*Short problem:* Reproduce every record exactly as it appears, but not the pictures.

[Part of a data file]
>>>

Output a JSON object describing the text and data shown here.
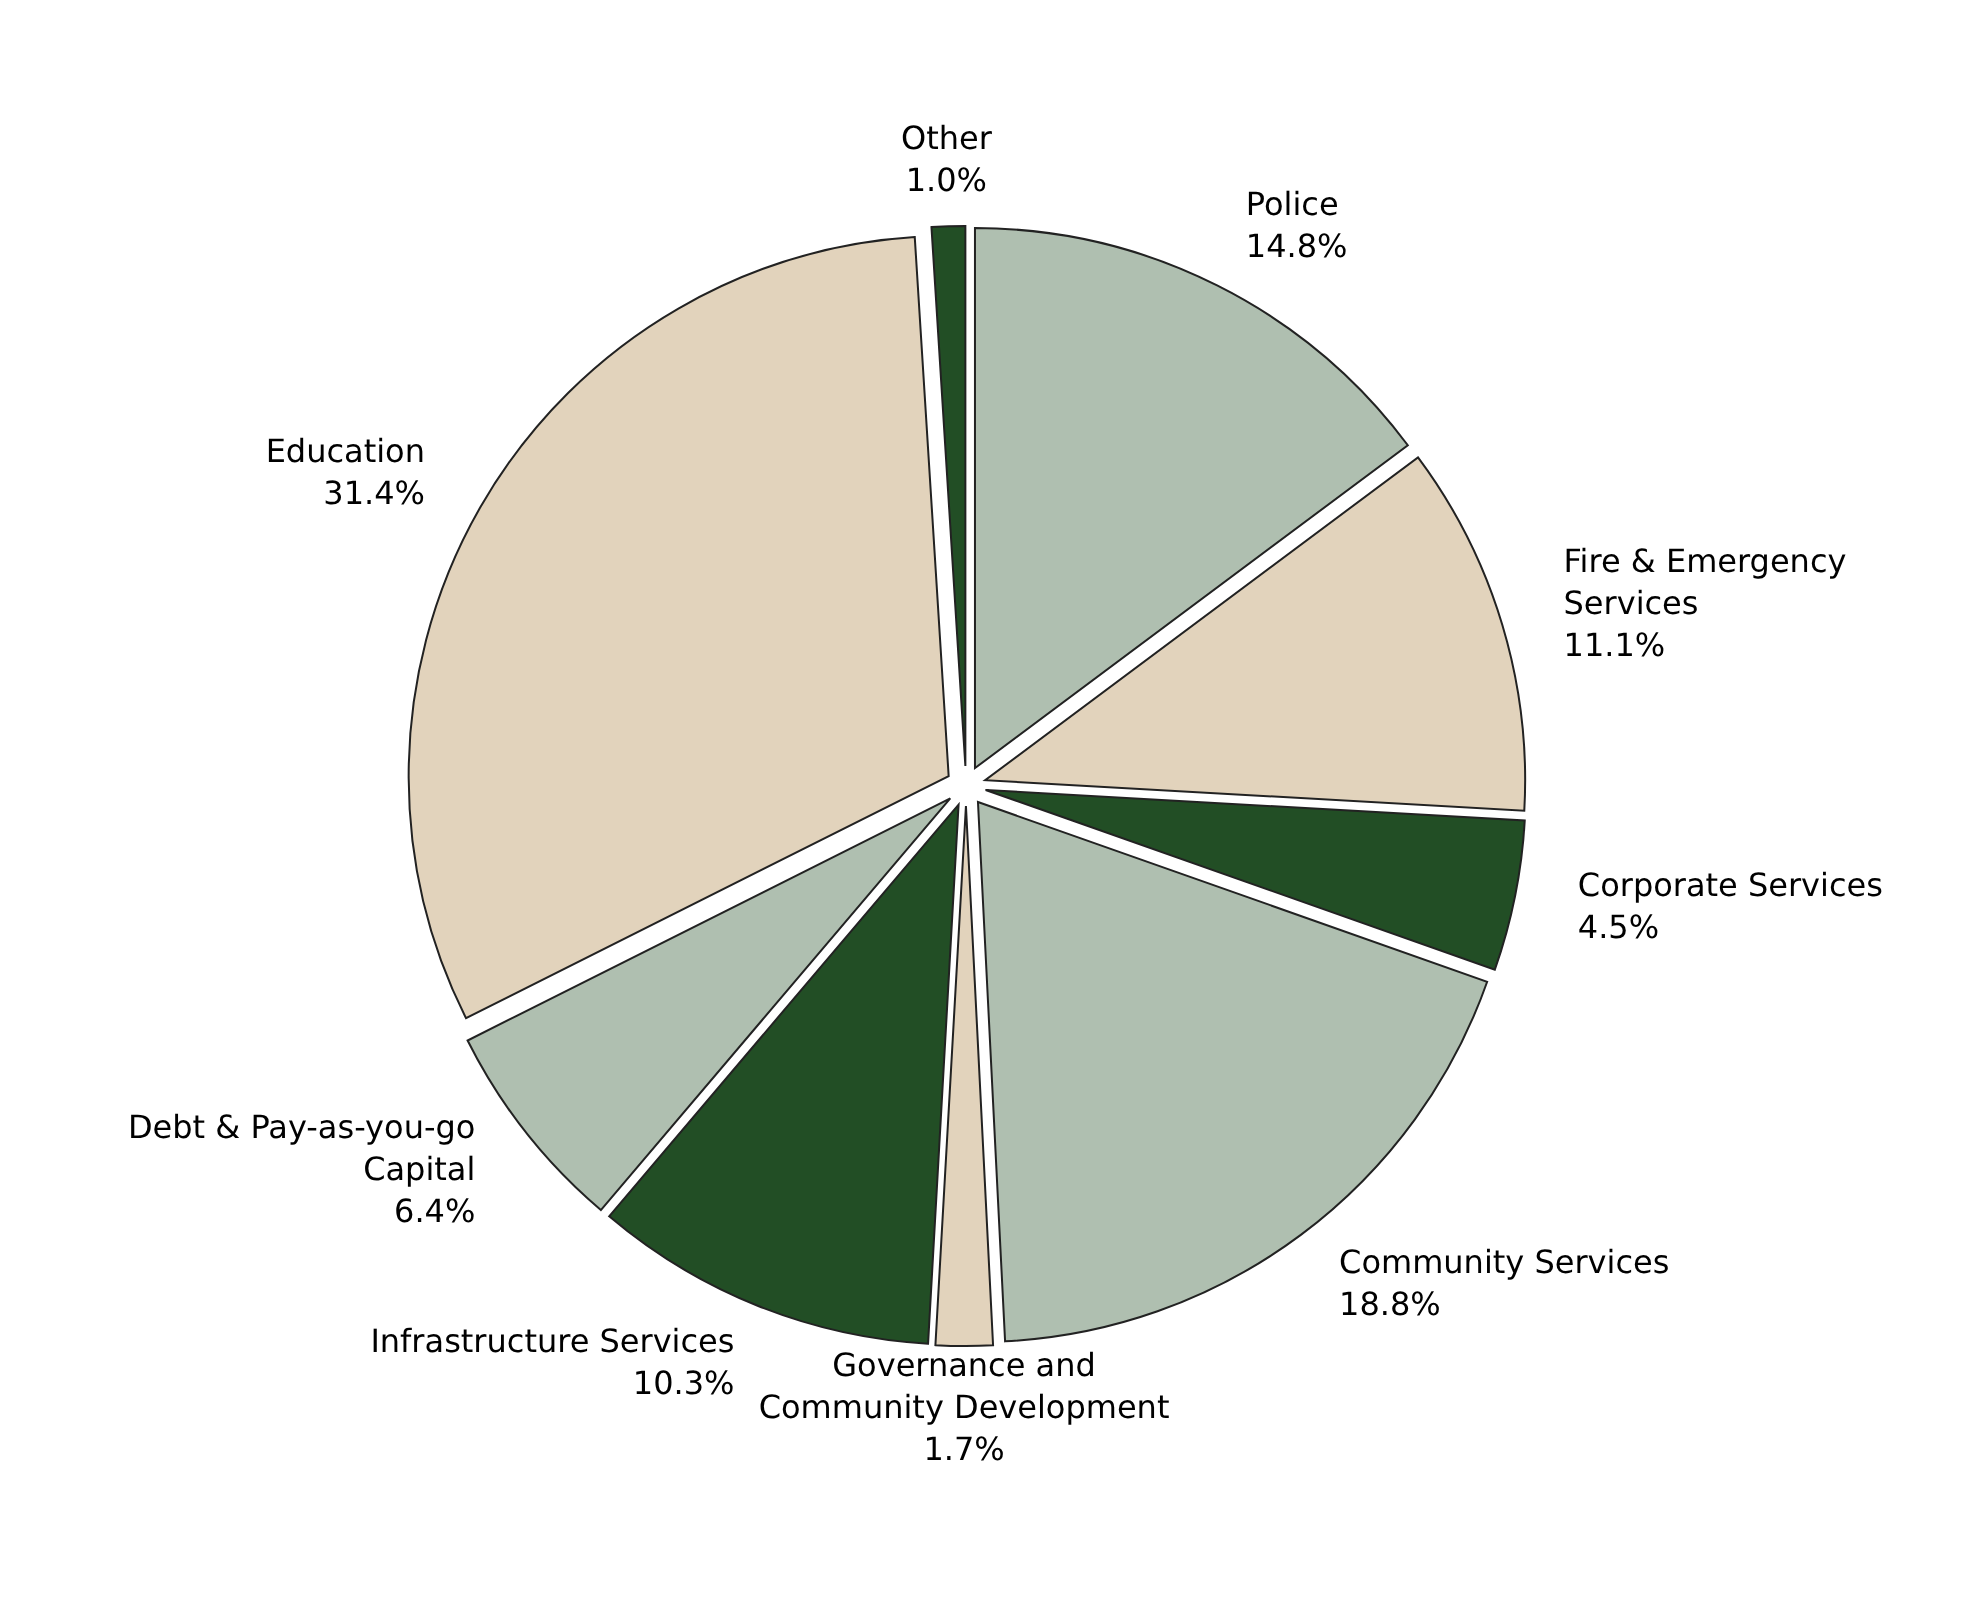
{
  "chart_data": {
    "type": "pie",
    "categories": [
      "Police",
      "Fire & Emergency Services",
      "Corporate Services",
      "Community Services",
      "Governance and Community Development",
      "Infrastructure Services",
      "Debt & Pay-as-you-go Capital",
      "Education",
      "Other"
    ],
    "values": [
      14.8,
      11.1,
      4.5,
      18.8,
      1.7,
      10.3,
      6.4,
      31.4,
      1.0
    ],
    "colors": [
      "#afbfb0",
      "#e2d3bc",
      "#224e25",
      "#afbfb0",
      "#e2d3bc",
      "#224e25",
      "#afbfb0",
      "#e2d3bc",
      "#224e25"
    ],
    "value_labels": [
      "14.8%",
      "11.1%",
      "4.5%",
      "18.8%",
      "1.7%",
      "10.3%",
      "6.4%",
      "31.4%",
      "1.0%"
    ]
  }
}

<<<

*Task result:*
Output a JSON object describing the text and data shown here.
{
  "chart_data": {
    "type": "pie",
    "categories": [
      "Police",
      "Fire & Emergency Services",
      "Corporate Services",
      "Community Services",
      "Governance and Community Development",
      "Infrastructure Services",
      "Debt & Pay-as-you-go Capital",
      "Education",
      "Other"
    ],
    "values": [
      14.8,
      11.1,
      4.5,
      18.8,
      1.7,
      10.3,
      6.4,
      31.4,
      1.0
    ],
    "colors": [
      "#afbfb0",
      "#e2d3bc",
      "#224e25",
      "#afbfb0",
      "#e2d3bc",
      "#224e25",
      "#afbfb0",
      "#e2d3bc",
      "#224e25"
    ],
    "value_labels": [
      "14.8%",
      "11.1%",
      "4.5%",
      "18.8%",
      "1.7%",
      "10.3%",
      "6.4%",
      "31.4%",
      "1.0%"
    ]
  }
}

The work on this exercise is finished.